■ **What needs to be done**:
Go through the listing and pick out each line with the word "name" in it.

Excerpts from a figure dataset

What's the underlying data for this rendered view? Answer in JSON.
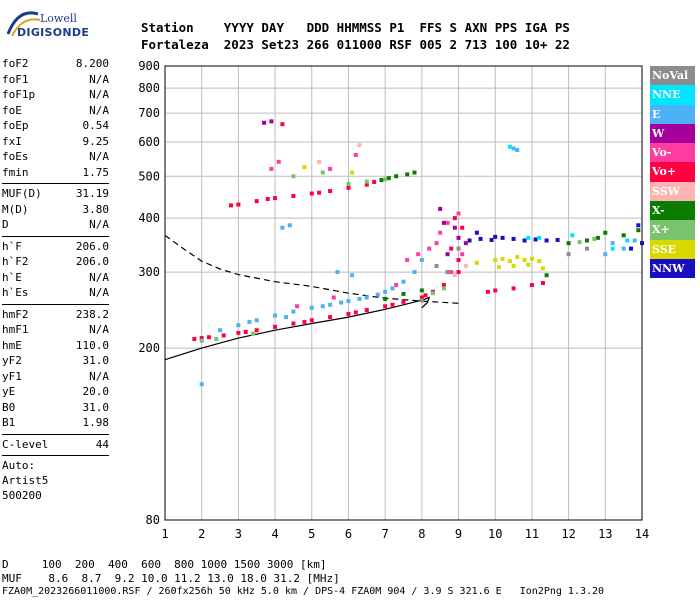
{
  "logo": {
    "line1": "Lowell",
    "line2": "DIGISONDE"
  },
  "header": {
    "labels": "Station    YYYY DAY   DDD HHMMSS P1  FFS S AXN PPS IGA PS",
    "values": "Fortaleza  2023 Set23 266 011000 RSF 005 2 713 100 10+ 22"
  },
  "params": {
    "group1": [
      {
        "k": "foF2",
        "v": "8.200"
      },
      {
        "k": "foF1",
        "v": "N/A"
      },
      {
        "k": "foF1p",
        "v": "N/A"
      },
      {
        "k": "foE",
        "v": "N/A"
      },
      {
        "k": "foEp",
        "v": "0.54"
      },
      {
        "k": "fxI",
        "v": "9.25"
      },
      {
        "k": "foEs",
        "v": "N/A"
      },
      {
        "k": "fmin",
        "v": "1.75"
      }
    ],
    "group2": [
      {
        "k": "MUF(D)",
        "v": "31.19"
      },
      {
        "k": "M(D)",
        "v": "3.80"
      },
      {
        "k": "D",
        "v": "N/A"
      }
    ],
    "group3": [
      {
        "k": "h`F",
        "v": "206.0"
      },
      {
        "k": "h`F2",
        "v": "206.0"
      },
      {
        "k": "h`E",
        "v": "N/A"
      },
      {
        "k": "h`Es",
        "v": "N/A"
      }
    ],
    "group4": [
      {
        "k": "hmF2",
        "v": "238.2"
      },
      {
        "k": "hmF1",
        "v": "N/A"
      },
      {
        "k": "hmE",
        "v": "110.0"
      },
      {
        "k": "yF2",
        "v": "31.0"
      },
      {
        "k": "yF1",
        "v": "N/A"
      },
      {
        "k": "yE",
        "v": "20.0"
      },
      {
        "k": "B0",
        "v": "31.0"
      },
      {
        "k": "B1",
        "v": "1.98"
      }
    ],
    "group5": [
      {
        "k": "C-level",
        "v": "44"
      }
    ],
    "auto": [
      "Auto:",
      "Artist5",
      "500200"
    ]
  },
  "footer": {
    "line1": "D     100  200  400  600  800 1000 1500 3000 [km]",
    "line2": "MUF    8.6  8.7  9.2 10.0 11.2 13.0 18.0 31.2 [MHz]",
    "line3": "FZA0M_2023266011000.RSF / 260fx256h 50 kHz 5.0 km / DPS-4 FZA0M 904 / 3.9 S 321.6 E   Ion2Png 1.3.20"
  },
  "legend": [
    {
      "name": "NoVal",
      "color": "#8c8c8c"
    },
    {
      "name": "NNE",
      "color": "#00e5ff"
    },
    {
      "name": "E",
      "color": "#4db1f5"
    },
    {
      "name": "W",
      "color": "#a6009c"
    },
    {
      "name": "Vo-",
      "color": "#ff3da0"
    },
    {
      "name": "Vo+",
      "color": "#ff0040"
    },
    {
      "name": "SSW",
      "color": "#ffb3b3"
    },
    {
      "name": "X-",
      "color": "#0a7d00"
    },
    {
      "name": "X+",
      "color": "#7ac26e"
    },
    {
      "name": "SSE",
      "color": "#d9d900"
    },
    {
      "name": "NNW",
      "color": "#1a0fbf"
    }
  ],
  "chart_data": {
    "type": "scatter",
    "xlabel": "",
    "ylabel": "",
    "xlim": [
      1,
      14
    ],
    "ylim": [
      80,
      900
    ],
    "y_scale": "log",
    "x_ticks": [
      1,
      2,
      3,
      4,
      5,
      6,
      7,
      8,
      9,
      10,
      11,
      12,
      13,
      14
    ],
    "y_ticks": [
      80,
      200,
      300,
      400,
      500,
      600,
      700,
      800,
      900
    ],
    "grid": true,
    "series": [
      {
        "color": "#ff0040",
        "points": [
          [
            1.8,
            210
          ],
          [
            2.2,
            212
          ],
          [
            2.6,
            214
          ],
          [
            3.0,
            217
          ],
          [
            3.5,
            220
          ],
          [
            4.0,
            224
          ],
          [
            4.5,
            228
          ],
          [
            5.0,
            232
          ],
          [
            5.5,
            236
          ],
          [
            6.0,
            240
          ],
          [
            6.5,
            245
          ],
          [
            7.0,
            250
          ],
          [
            7.5,
            256
          ],
          [
            8.0,
            262
          ],
          [
            8.3,
            270
          ],
          [
            8.6,
            280
          ],
          [
            9.0,
            300
          ],
          [
            2.0,
            211
          ],
          [
            3.2,
            218
          ],
          [
            4.8,
            230
          ],
          [
            6.2,
            242
          ],
          [
            7.2,
            252
          ],
          [
            8.1,
            265
          ],
          [
            10.5,
            275
          ],
          [
            11.0,
            280
          ],
          [
            11.3,
            283
          ],
          [
            10.0,
            272
          ],
          [
            9.8,
            270
          ],
          [
            3.0,
            430
          ],
          [
            3.5,
            438
          ],
          [
            4.0,
            445
          ],
          [
            4.5,
            450
          ],
          [
            5.0,
            456
          ],
          [
            5.5,
            462
          ],
          [
            6.0,
            470
          ],
          [
            6.5,
            478
          ],
          [
            2.8,
            428
          ],
          [
            3.8,
            443
          ],
          [
            5.2,
            458
          ],
          [
            6.7,
            485
          ],
          [
            4.2,
            660
          ],
          [
            8.9,
            400
          ],
          [
            9.1,
            380
          ],
          [
            8.8,
            340
          ],
          [
            9.0,
            320
          ]
        ]
      },
      {
        "color": "#4db1f5",
        "points": [
          [
            2.5,
            220
          ],
          [
            3.0,
            226
          ],
          [
            3.5,
            232
          ],
          [
            4.0,
            238
          ],
          [
            4.5,
            243
          ],
          [
            5.0,
            248
          ],
          [
            5.5,
            252
          ],
          [
            6.0,
            257
          ],
          [
            6.5,
            262
          ],
          [
            7.0,
            270
          ],
          [
            7.2,
            275
          ],
          [
            7.5,
            285
          ],
          [
            7.8,
            300
          ],
          [
            8.0,
            320
          ],
          [
            4.3,
            236
          ],
          [
            5.3,
            250
          ],
          [
            6.3,
            260
          ],
          [
            6.8,
            266
          ],
          [
            5.8,
            255
          ],
          [
            3.3,
            230
          ],
          [
            13.0,
            330
          ],
          [
            13.2,
            350
          ],
          [
            13.5,
            340
          ],
          [
            13.8,
            355
          ],
          [
            4.2,
            380
          ],
          [
            4.4,
            385
          ],
          [
            10.5,
            580
          ],
          [
            10.6,
            575
          ],
          [
            5.7,
            300
          ],
          [
            6.1,
            295
          ],
          [
            2.0,
            165
          ]
        ]
      },
      {
        "color": "#ff3da0",
        "points": [
          [
            7.6,
            320
          ],
          [
            7.9,
            330
          ],
          [
            8.2,
            340
          ],
          [
            8.5,
            370
          ],
          [
            8.7,
            390
          ],
          [
            9.0,
            410
          ],
          [
            8.4,
            350
          ],
          [
            8.8,
            300
          ],
          [
            9.1,
            330
          ],
          [
            7.3,
            280
          ],
          [
            3.9,
            520
          ],
          [
            4.1,
            540
          ],
          [
            5.5,
            520
          ],
          [
            6.2,
            560
          ],
          [
            4.6,
            250
          ],
          [
            5.6,
            262
          ]
        ]
      },
      {
        "color": "#0a7d00",
        "points": [
          [
            6.9,
            490
          ],
          [
            7.1,
            495
          ],
          [
            7.3,
            500
          ],
          [
            7.6,
            505
          ],
          [
            7.8,
            510
          ],
          [
            12.5,
            355
          ],
          [
            12.8,
            360
          ],
          [
            13.0,
            370
          ],
          [
            13.5,
            365
          ],
          [
            13.9,
            375
          ],
          [
            12.0,
            350
          ],
          [
            7.0,
            260
          ],
          [
            7.5,
            267
          ],
          [
            8.0,
            272
          ],
          [
            11.4,
            295
          ]
        ]
      },
      {
        "color": "#7ac26e",
        "points": [
          [
            6.0,
            480
          ],
          [
            6.5,
            486
          ],
          [
            7.0,
            492
          ],
          [
            12.3,
            352
          ],
          [
            12.7,
            358
          ],
          [
            2.0,
            208
          ],
          [
            2.4,
            210
          ],
          [
            3.4,
            216
          ],
          [
            8.3,
            268
          ],
          [
            8.6,
            275
          ],
          [
            4.5,
            500
          ],
          [
            5.3,
            510
          ]
        ]
      },
      {
        "color": "#d9d900",
        "points": [
          [
            10.0,
            320
          ],
          [
            10.2,
            322
          ],
          [
            10.4,
            318
          ],
          [
            10.6,
            325
          ],
          [
            10.8,
            320
          ],
          [
            11.0,
            322
          ],
          [
            11.2,
            318
          ],
          [
            10.1,
            308
          ],
          [
            10.5,
            310
          ],
          [
            10.9,
            312
          ],
          [
            11.3,
            306
          ],
          [
            9.5,
            315
          ],
          [
            4.8,
            525
          ],
          [
            6.1,
            510
          ]
        ]
      },
      {
        "color": "#1a0fbf",
        "points": [
          [
            9.3,
            355
          ],
          [
            9.6,
            358
          ],
          [
            9.9,
            356
          ],
          [
            10.2,
            360
          ],
          [
            10.5,
            358
          ],
          [
            10.8,
            355
          ],
          [
            11.1,
            357
          ],
          [
            11.4,
            355
          ],
          [
            11.7,
            356
          ],
          [
            9.5,
            370
          ],
          [
            10.0,
            362
          ],
          [
            13.9,
            385
          ],
          [
            14.0,
            350
          ],
          [
            13.7,
            340
          ]
        ]
      },
      {
        "color": "#a6009c",
        "points": [
          [
            8.9,
            380
          ],
          [
            9.0,
            360
          ],
          [
            8.7,
            330
          ],
          [
            9.2,
            350
          ],
          [
            3.9,
            670
          ],
          [
            3.7,
            665
          ],
          [
            8.5,
            420
          ],
          [
            8.6,
            390
          ]
        ]
      },
      {
        "color": "#00e5ff",
        "points": [
          [
            10.4,
            585
          ],
          [
            10.9,
            360
          ],
          [
            13.2,
            340
          ],
          [
            13.6,
            355
          ],
          [
            11.2,
            360
          ],
          [
            12.1,
            365
          ]
        ]
      },
      {
        "color": "#8c8c8c",
        "points": [
          [
            8.7,
            300
          ],
          [
            9.0,
            340
          ],
          [
            8.4,
            310
          ],
          [
            12.0,
            330
          ],
          [
            12.5,
            340
          ],
          [
            8.0,
            258
          ]
        ]
      },
      {
        "color": "#ffb3b3",
        "points": [
          [
            8.9,
            295
          ],
          [
            9.2,
            310
          ],
          [
            5.2,
            540
          ],
          [
            6.3,
            590
          ]
        ]
      }
    ],
    "curves": [
      {
        "style": "solid",
        "points": [
          [
            1.0,
            188
          ],
          [
            2.0,
            200
          ],
          [
            3.0,
            211
          ],
          [
            4.0,
            220
          ],
          [
            5.0,
            228
          ],
          [
            6.0,
            236
          ],
          [
            7.0,
            246
          ],
          [
            7.5,
            252
          ],
          [
            7.9,
            257
          ],
          [
            8.1,
            260
          ],
          [
            8.2,
            262
          ],
          [
            8.15,
            255
          ],
          [
            8.0,
            248
          ]
        ]
      },
      {
        "style": "dashed",
        "points": [
          [
            1.0,
            365
          ],
          [
            1.5,
            340
          ],
          [
            2.0,
            318
          ],
          [
            2.5,
            305
          ],
          [
            3.0,
            296
          ],
          [
            4.0,
            285
          ],
          [
            5.0,
            278
          ],
          [
            6.0,
            268
          ],
          [
            7.0,
            261
          ],
          [
            8.0,
            257
          ],
          [
            9.0,
            254
          ]
        ]
      }
    ]
  }
}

■ **Solution to this exercise**:
      "name": "NoVal",
      "name": "NNE",
      "name": "E",
      "name": "W",
      "name": "Vo-",
      "name": "Vo+",
      "name": "SSW",
      "name": "X-",
      "name": "X+",
      "name": "SSE",
      "name": "NNW",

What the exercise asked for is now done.